= RECORDS TO PROCESS =
= = = =
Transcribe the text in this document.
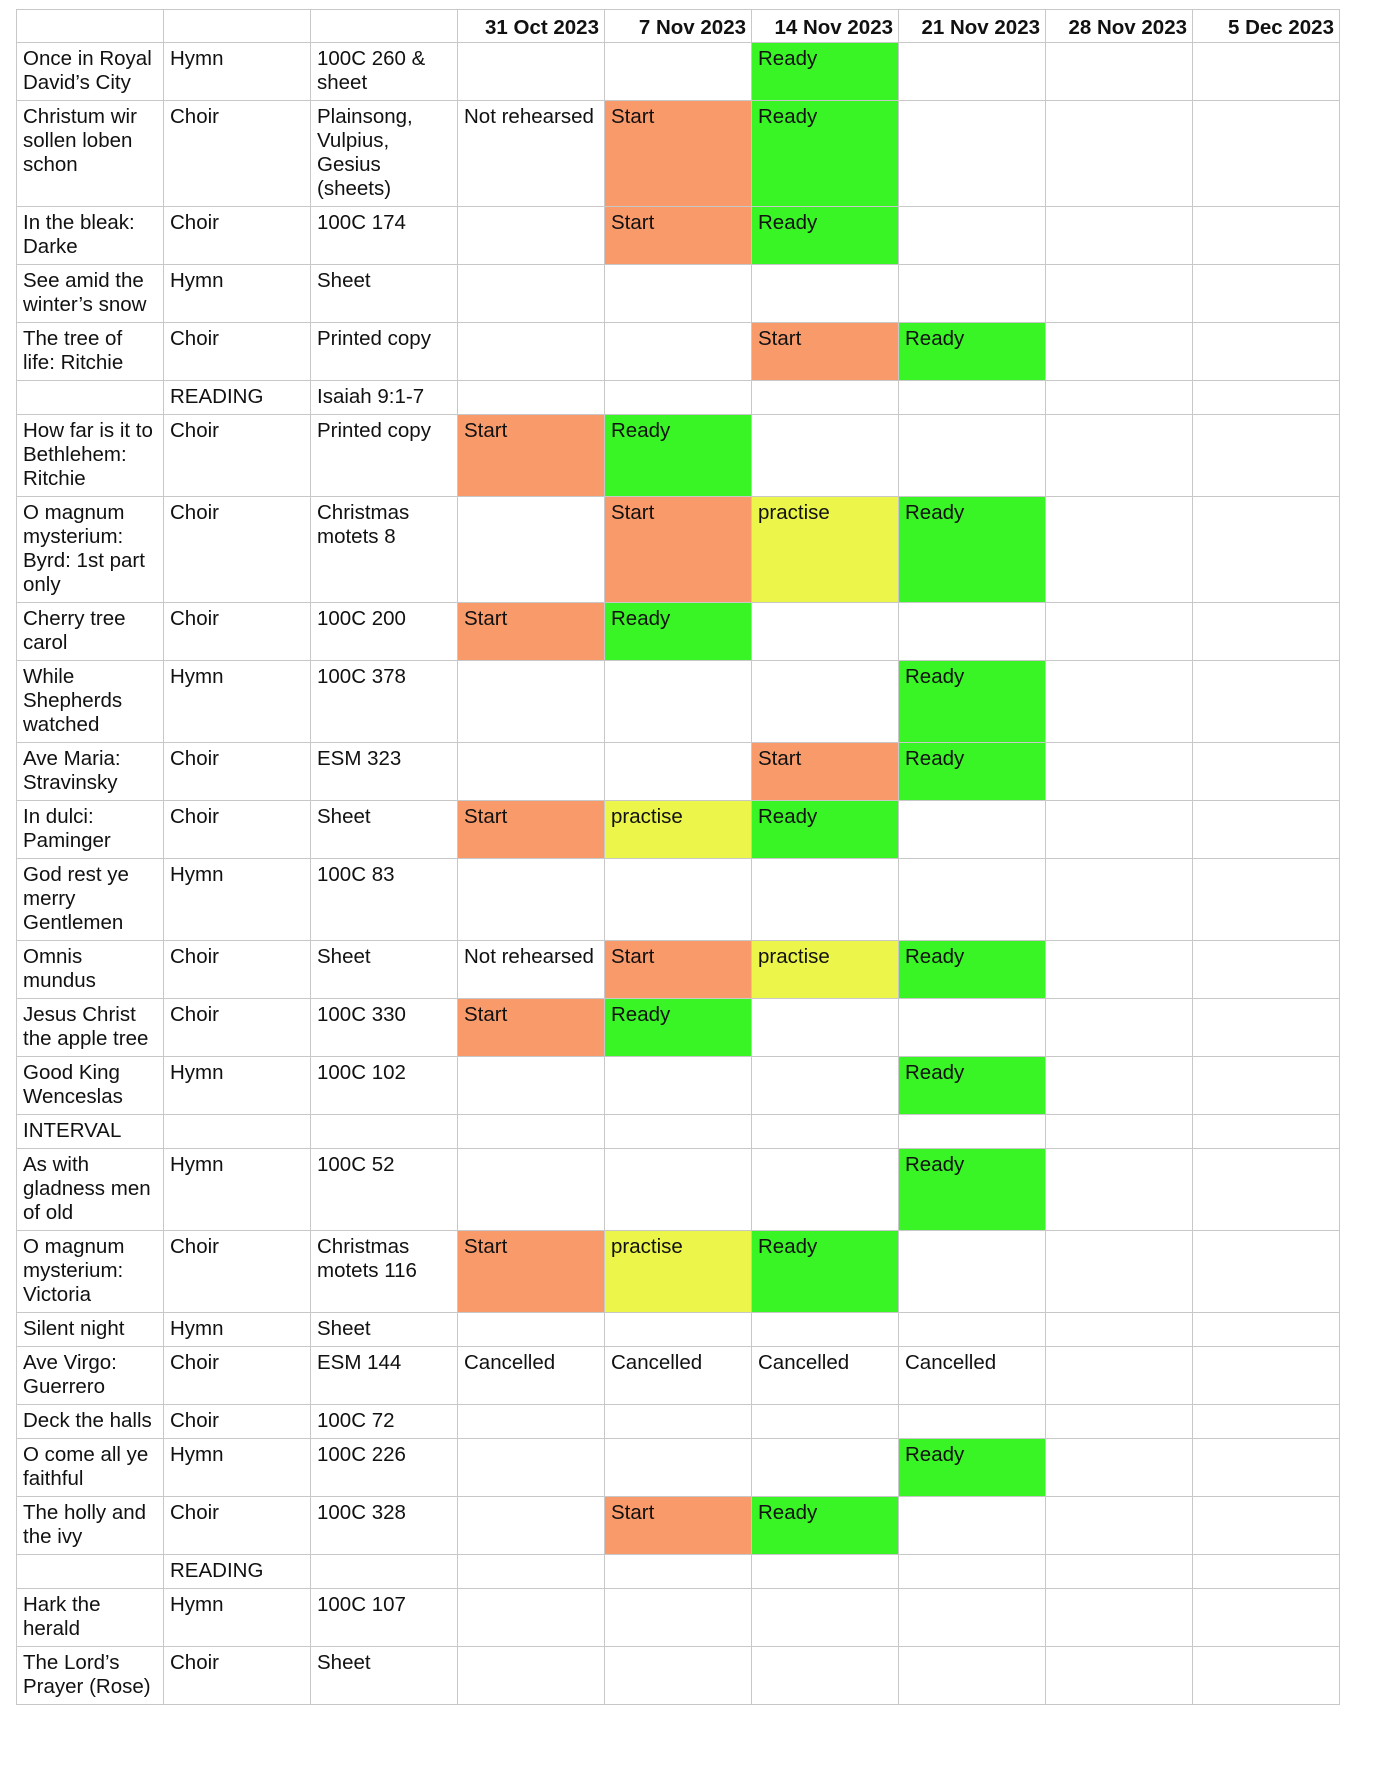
			31 Oct 2023	7 Nov 2023	14 Nov 2023	21 Nov 2023	28 Nov 2023	5 Dec 2023
Once in Royal David’s City	Hymn	100C 260 & sheet			Ready			
Christum wir sollen loben schon	Choir	Plainsong, Vulpius, Gesius (sheets)	Not rehearsed	Start	Ready			
In the bleak: Darke	Choir	100C 174		Start	Ready			
See amid the winter’s snow	Hymn	Sheet						
The tree of life: Ritchie	Choir	Printed copy			Start	Ready		
	READING	Isaiah 9:1-7						
How far is it to Bethlehem: Ritchie	Choir	Printed copy	Start	Ready				
O magnum mysterium: Byrd: 1st part only	Choir	Christmas motets 8		Start	practise	Ready		
Cherry tree carol	Choir	100C 200	Start	Ready				
While Shepherds watched	Hymn	100C 378				Ready		
Ave Maria: Stravinsky	Choir	ESM 323			Start	Ready		
In dulci: Paminger	Choir	Sheet	Start	practise	Ready			
God rest ye merry Gentlemen	Hymn	100C 83						
Omnis mundus	Choir	Sheet	Not rehearsed	Start	practise	Ready		
Jesus Christ the apple tree	Choir	100C 330	Start	Ready				
Good King Wenceslas	Hymn	100C 102				Ready		
INTERVAL								
As with gladness men of old	Hymn	100C 52				Ready		
O magnum mysterium: Victoria	Choir	Christmas motets 116	Start	practise	Ready			
Silent night	Hymn	Sheet						
Ave Virgo: Guerrero	Choir	ESM 144	Cancelled	Cancelled	Cancelled	Cancelled		
Deck the halls	Choir	100C 72						
O come all ye faithful	Hymn	100C 226				Ready		
The holly and the ivy	Choir	100C 328		Start	Ready			
	READING							
Hark the herald	Hymn	100C 107						
The Lord’s Prayer (Rose)	Choir	Sheet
= = = =
Count each line above in which the string "mysterium" appears, then state only the total.

2